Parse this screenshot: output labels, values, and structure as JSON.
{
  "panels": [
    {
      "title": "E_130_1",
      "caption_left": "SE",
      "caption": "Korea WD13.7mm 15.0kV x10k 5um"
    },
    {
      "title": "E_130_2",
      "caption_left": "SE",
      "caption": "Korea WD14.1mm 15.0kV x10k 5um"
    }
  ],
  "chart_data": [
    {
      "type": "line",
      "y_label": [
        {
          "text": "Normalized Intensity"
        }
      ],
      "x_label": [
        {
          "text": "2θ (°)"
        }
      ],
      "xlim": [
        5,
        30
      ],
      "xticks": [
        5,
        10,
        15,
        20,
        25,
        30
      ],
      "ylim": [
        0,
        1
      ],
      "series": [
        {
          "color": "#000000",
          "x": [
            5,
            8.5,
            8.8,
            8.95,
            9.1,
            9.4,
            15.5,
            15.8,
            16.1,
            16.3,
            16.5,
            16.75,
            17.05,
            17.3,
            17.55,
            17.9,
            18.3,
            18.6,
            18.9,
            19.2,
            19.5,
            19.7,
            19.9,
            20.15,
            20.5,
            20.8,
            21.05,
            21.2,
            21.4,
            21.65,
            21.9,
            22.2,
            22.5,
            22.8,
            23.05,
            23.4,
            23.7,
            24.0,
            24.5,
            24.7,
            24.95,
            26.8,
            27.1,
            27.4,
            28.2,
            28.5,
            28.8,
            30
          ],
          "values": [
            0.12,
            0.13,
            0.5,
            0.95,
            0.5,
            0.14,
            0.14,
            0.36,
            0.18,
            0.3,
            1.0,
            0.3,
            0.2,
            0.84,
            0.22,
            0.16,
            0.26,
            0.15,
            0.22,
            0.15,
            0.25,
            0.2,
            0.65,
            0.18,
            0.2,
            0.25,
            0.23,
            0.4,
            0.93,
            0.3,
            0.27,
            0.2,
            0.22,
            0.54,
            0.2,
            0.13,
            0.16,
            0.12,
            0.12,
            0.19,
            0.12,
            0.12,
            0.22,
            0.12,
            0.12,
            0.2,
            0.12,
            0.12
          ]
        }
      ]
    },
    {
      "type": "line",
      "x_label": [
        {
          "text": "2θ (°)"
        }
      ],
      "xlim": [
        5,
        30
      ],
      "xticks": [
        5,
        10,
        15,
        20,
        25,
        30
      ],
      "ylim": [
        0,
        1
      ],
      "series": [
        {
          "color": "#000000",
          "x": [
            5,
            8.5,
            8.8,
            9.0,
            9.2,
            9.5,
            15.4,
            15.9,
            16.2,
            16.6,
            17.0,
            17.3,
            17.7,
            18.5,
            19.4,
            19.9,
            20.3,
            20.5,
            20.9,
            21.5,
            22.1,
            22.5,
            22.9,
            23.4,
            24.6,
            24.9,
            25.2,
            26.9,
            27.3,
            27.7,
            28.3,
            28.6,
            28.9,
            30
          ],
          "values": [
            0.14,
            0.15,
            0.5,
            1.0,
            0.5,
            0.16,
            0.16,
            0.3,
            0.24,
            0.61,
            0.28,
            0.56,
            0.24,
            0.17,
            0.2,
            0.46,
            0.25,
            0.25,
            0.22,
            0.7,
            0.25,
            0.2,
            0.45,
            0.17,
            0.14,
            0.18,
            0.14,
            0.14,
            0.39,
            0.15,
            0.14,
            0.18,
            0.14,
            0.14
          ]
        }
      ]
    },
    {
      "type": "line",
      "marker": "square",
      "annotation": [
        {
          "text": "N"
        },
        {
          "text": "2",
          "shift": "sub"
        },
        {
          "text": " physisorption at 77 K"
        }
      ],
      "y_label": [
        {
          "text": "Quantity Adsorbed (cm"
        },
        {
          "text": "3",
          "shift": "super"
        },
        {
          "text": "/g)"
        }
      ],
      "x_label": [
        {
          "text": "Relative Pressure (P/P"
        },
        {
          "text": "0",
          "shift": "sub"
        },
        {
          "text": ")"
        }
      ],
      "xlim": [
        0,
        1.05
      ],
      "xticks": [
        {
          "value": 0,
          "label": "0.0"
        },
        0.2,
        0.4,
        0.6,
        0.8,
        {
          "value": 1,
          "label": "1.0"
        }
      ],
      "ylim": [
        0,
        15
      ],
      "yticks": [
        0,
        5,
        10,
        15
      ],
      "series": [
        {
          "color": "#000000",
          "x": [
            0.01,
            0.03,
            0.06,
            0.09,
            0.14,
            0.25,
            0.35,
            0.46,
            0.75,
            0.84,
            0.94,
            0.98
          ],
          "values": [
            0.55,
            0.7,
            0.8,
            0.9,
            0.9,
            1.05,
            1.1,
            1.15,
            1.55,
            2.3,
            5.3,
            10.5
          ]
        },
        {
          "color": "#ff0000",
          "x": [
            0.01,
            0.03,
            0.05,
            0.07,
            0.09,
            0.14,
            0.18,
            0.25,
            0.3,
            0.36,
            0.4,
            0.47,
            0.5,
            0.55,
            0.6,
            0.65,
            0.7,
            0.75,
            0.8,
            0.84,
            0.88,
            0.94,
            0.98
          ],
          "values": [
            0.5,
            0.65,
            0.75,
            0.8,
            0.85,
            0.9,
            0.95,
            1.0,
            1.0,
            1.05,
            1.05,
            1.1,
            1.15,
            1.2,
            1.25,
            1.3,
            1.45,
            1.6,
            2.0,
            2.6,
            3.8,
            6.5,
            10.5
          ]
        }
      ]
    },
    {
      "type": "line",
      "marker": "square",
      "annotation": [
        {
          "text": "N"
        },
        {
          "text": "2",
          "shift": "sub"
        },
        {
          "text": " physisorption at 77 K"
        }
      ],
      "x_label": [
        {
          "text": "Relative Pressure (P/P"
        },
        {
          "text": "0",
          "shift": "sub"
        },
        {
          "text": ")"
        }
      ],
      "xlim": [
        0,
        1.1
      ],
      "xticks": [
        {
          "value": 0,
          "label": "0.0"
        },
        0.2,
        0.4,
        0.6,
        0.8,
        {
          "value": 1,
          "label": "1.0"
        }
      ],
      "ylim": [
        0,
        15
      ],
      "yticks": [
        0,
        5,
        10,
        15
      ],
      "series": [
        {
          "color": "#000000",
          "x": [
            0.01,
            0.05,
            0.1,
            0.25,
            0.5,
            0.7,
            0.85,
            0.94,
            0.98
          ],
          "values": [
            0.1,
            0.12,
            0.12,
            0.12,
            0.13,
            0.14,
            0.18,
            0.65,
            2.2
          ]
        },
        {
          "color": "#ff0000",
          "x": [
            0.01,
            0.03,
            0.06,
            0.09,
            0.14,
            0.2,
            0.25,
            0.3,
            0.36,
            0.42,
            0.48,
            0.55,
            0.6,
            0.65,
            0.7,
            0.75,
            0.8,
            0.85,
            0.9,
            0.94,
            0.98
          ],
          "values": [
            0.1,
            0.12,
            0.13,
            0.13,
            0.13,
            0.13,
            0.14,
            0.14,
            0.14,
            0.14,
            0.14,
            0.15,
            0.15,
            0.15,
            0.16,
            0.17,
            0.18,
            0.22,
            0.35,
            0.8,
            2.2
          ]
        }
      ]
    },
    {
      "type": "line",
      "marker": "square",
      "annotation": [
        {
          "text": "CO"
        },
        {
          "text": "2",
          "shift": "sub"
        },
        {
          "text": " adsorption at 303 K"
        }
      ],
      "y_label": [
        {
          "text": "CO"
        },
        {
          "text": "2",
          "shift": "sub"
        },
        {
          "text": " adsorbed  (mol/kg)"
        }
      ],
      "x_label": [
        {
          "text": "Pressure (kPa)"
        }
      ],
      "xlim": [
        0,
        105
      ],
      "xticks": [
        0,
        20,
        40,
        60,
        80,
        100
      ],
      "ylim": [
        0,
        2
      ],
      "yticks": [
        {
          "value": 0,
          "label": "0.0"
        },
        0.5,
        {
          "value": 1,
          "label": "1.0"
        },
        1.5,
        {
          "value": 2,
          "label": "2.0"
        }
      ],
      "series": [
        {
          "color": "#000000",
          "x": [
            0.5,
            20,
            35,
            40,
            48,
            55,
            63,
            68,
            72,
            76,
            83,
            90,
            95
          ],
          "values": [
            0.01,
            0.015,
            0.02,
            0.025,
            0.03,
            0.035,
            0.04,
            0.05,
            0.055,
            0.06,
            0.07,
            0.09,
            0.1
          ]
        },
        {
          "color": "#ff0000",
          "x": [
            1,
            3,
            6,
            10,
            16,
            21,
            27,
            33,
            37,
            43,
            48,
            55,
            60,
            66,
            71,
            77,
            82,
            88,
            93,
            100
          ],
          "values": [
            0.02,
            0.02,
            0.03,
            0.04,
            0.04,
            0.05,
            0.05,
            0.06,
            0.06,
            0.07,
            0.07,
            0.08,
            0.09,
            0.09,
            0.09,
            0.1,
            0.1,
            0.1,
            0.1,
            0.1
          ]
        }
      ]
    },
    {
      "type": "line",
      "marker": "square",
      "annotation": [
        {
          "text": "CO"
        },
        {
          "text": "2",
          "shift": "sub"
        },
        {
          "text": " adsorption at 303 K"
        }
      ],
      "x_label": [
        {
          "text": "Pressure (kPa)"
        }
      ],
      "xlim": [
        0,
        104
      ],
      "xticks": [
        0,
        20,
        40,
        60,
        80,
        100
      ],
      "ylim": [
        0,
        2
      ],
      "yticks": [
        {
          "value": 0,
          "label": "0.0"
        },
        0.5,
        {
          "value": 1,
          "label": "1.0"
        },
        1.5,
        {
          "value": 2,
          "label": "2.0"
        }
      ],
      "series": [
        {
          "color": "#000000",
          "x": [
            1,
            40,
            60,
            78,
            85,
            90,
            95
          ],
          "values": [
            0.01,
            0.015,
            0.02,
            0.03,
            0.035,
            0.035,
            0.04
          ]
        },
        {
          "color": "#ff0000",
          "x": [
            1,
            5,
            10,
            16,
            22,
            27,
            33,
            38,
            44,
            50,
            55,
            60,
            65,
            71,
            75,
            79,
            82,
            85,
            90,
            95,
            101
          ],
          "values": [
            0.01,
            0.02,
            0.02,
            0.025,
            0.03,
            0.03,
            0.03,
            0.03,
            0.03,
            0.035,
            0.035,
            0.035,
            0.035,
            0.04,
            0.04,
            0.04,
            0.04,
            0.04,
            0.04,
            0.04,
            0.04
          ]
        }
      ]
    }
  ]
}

━━━

### What the exercise asks
Check each line above for the string "Korea" and show the ones that have it.

### Exercise response
      "caption": "Korea WD13.7mm 15.0kV x10k 5um"
      "caption": "Korea WD14.1mm 15.0kV x10k 5um"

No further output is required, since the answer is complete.